▶ **Your objective**
Find each line containing the word "color" and report how many there are. Add nothing else.

Dataset entries on figures
[Begin]

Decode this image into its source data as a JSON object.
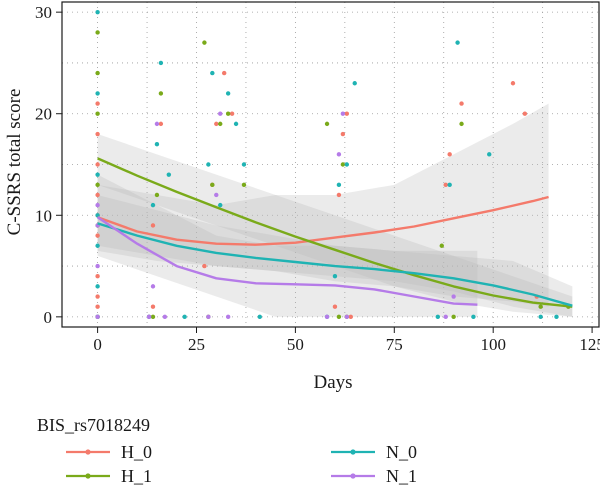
{
  "chart_data": {
    "type": "scatter",
    "xlabel": "Days",
    "ylabel": "C-SSRS total score",
    "xlim": [
      -9,
      127
    ],
    "ylim": [
      -1,
      31
    ],
    "x_ticks": [
      0,
      25,
      50,
      75,
      100,
      125
    ],
    "y_ticks": [
      0,
      10,
      20,
      30
    ],
    "x_tick_labels": [
      "0",
      "25",
      "50",
      "75",
      "100",
      "125"
    ],
    "y_tick_labels": [
      "0",
      "10",
      "20",
      "30"
    ],
    "grid": "dotted",
    "legend_placement": "bottom",
    "legend_title": "BIS_rs7018249",
    "series": [
      {
        "name": "H_0",
        "color": "#f47a6b",
        "points": [
          [
            0,
            0
          ],
          [
            0,
            1
          ],
          [
            0,
            2
          ],
          [
            0,
            4
          ],
          [
            0,
            8
          ],
          [
            0,
            10
          ],
          [
            0,
            12
          ],
          [
            0,
            15
          ],
          [
            0,
            18
          ],
          [
            0,
            21
          ],
          [
            13,
            0
          ],
          [
            14,
            1
          ],
          [
            14,
            9
          ],
          [
            16,
            19
          ],
          [
            27,
            5
          ],
          [
            29,
            13
          ],
          [
            30,
            19
          ],
          [
            32,
            24
          ],
          [
            34,
            20
          ],
          [
            60,
            1
          ],
          [
            61,
            12
          ],
          [
            62,
            18
          ],
          [
            63,
            20
          ],
          [
            64,
            0
          ],
          [
            88,
            13
          ],
          [
            89,
            16
          ],
          [
            92,
            21
          ],
          [
            105,
            23
          ],
          [
            108,
            20
          ],
          [
            111,
            2
          ]
        ],
        "trend": [
          [
            0,
            9.8
          ],
          [
            10,
            8.4
          ],
          [
            20,
            7.6
          ],
          [
            30,
            7.2
          ],
          [
            40,
            7.1
          ],
          [
            50,
            7.3
          ],
          [
            60,
            7.8
          ],
          [
            70,
            8.3
          ],
          [
            80,
            8.9
          ],
          [
            90,
            9.7
          ],
          [
            100,
            10.5
          ],
          [
            110,
            11.4
          ],
          [
            114,
            11.8
          ]
        ]
      },
      {
        "name": "H_1",
        "color": "#7aaa1a",
        "points": [
          [
            0,
            0
          ],
          [
            0,
            9
          ],
          [
            0,
            13
          ],
          [
            0,
            20
          ],
          [
            0,
            24
          ],
          [
            0,
            28
          ],
          [
            14,
            0
          ],
          [
            15,
            12
          ],
          [
            16,
            22
          ],
          [
            27,
            27
          ],
          [
            28,
            0
          ],
          [
            29,
            13
          ],
          [
            31,
            19
          ],
          [
            33,
            20
          ],
          [
            37,
            13
          ],
          [
            58,
            19
          ],
          [
            61,
            0
          ],
          [
            62,
            15
          ],
          [
            63,
            0
          ],
          [
            87,
            7
          ],
          [
            90,
            0
          ],
          [
            92,
            19
          ],
          [
            112,
            1
          ],
          [
            119,
            1
          ]
        ],
        "trend": [
          [
            0,
            15.6
          ],
          [
            10,
            13.9
          ],
          [
            20,
            12.3
          ],
          [
            30,
            10.8
          ],
          [
            40,
            9.3
          ],
          [
            50,
            7.9
          ],
          [
            60,
            6.6
          ],
          [
            70,
            5.3
          ],
          [
            80,
            4.1
          ],
          [
            90,
            3.0
          ],
          [
            100,
            2.1
          ],
          [
            110,
            1.4
          ],
          [
            120,
            1.0
          ]
        ]
      },
      {
        "name": "N_0",
        "color": "#1fb3b3",
        "points": [
          [
            0,
            0
          ],
          [
            0,
            3
          ],
          [
            0,
            7
          ],
          [
            0,
            10
          ],
          [
            0,
            14
          ],
          [
            0,
            22
          ],
          [
            0,
            30
          ],
          [
            13,
            0
          ],
          [
            14,
            11
          ],
          [
            15,
            17
          ],
          [
            16,
            25
          ],
          [
            18,
            14
          ],
          [
            22,
            0
          ],
          [
            28,
            15
          ],
          [
            29,
            24
          ],
          [
            31,
            11
          ],
          [
            33,
            22
          ],
          [
            35,
            19
          ],
          [
            37,
            15
          ],
          [
            41,
            0
          ],
          [
            58,
            0
          ],
          [
            60,
            4
          ],
          [
            61,
            13
          ],
          [
            63,
            15
          ],
          [
            65,
            23
          ],
          [
            86,
            0
          ],
          [
            89,
            13
          ],
          [
            91,
            27
          ],
          [
            95,
            0
          ],
          [
            99,
            16
          ],
          [
            112,
            0
          ],
          [
            116,
            0
          ]
        ],
        "trend": [
          [
            0,
            9.2
          ],
          [
            10,
            8.0
          ],
          [
            20,
            7.0
          ],
          [
            30,
            6.3
          ],
          [
            40,
            5.8
          ],
          [
            50,
            5.4
          ],
          [
            60,
            5.0
          ],
          [
            70,
            4.7
          ],
          [
            80,
            4.3
          ],
          [
            90,
            3.8
          ],
          [
            100,
            3.1
          ],
          [
            110,
            2.2
          ],
          [
            120,
            1.1
          ]
        ]
      },
      {
        "name": "N_1",
        "color": "#b57be8",
        "points": [
          [
            0,
            0
          ],
          [
            0,
            5
          ],
          [
            0,
            9
          ],
          [
            0,
            11
          ],
          [
            13,
            0
          ],
          [
            14,
            3
          ],
          [
            15,
            19
          ],
          [
            17,
            0
          ],
          [
            28,
            0
          ],
          [
            30,
            12
          ],
          [
            31,
            20
          ],
          [
            33,
            0
          ],
          [
            58,
            0
          ],
          [
            61,
            16
          ],
          [
            62,
            20
          ],
          [
            63,
            0
          ],
          [
            88,
            0
          ],
          [
            90,
            2
          ]
        ],
        "trend": [
          [
            0,
            9.8
          ],
          [
            10,
            7.2
          ],
          [
            20,
            5.0
          ],
          [
            30,
            3.8
          ],
          [
            40,
            3.3
          ],
          [
            50,
            3.2
          ],
          [
            60,
            3.1
          ],
          [
            70,
            2.7
          ],
          [
            80,
            2.0
          ],
          [
            90,
            1.3
          ],
          [
            96,
            1.2
          ]
        ]
      }
    ],
    "bands": [
      {
        "series": "H_0",
        "x": [
          0,
          15,
          30,
          45,
          60,
          75,
          90,
          105,
          114
        ],
        "lo": [
          7,
          6,
          5,
          4.5,
          3.5,
          3,
          2,
          1.5,
          1
        ],
        "hi": [
          13,
          12,
          11,
          12,
          12,
          13,
          16,
          19,
          21
        ]
      },
      {
        "series": "H_1",
        "x": [
          0,
          15,
          30,
          45,
          60,
          75,
          90,
          105,
          120
        ],
        "lo": [
          13,
          11,
          9,
          7,
          5,
          3,
          1.5,
          0.5,
          0
        ],
        "hi": [
          18,
          16,
          14,
          12,
          10,
          8,
          6,
          4,
          2
        ]
      },
      {
        "series": "N_0",
        "x": [
          0,
          15,
          30,
          45,
          60,
          75,
          90,
          105,
          120
        ],
        "lo": [
          6.5,
          5.5,
          5,
          4.5,
          4,
          3.5,
          2.5,
          1,
          0
        ],
        "hi": [
          12,
          10.5,
          9,
          8,
          7,
          6.5,
          6,
          5.5,
          3
        ]
      },
      {
        "series": "N_1",
        "x": [
          0,
          15,
          30,
          45,
          60,
          75,
          90,
          96
        ],
        "lo": [
          6,
          4,
          2,
          0,
          0,
          0,
          0,
          0
        ],
        "hi": [
          14,
          11,
          8,
          7,
          7,
          6.5,
          6.5,
          6.5
        ]
      }
    ]
  }
}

[End]

▶ **The response**
4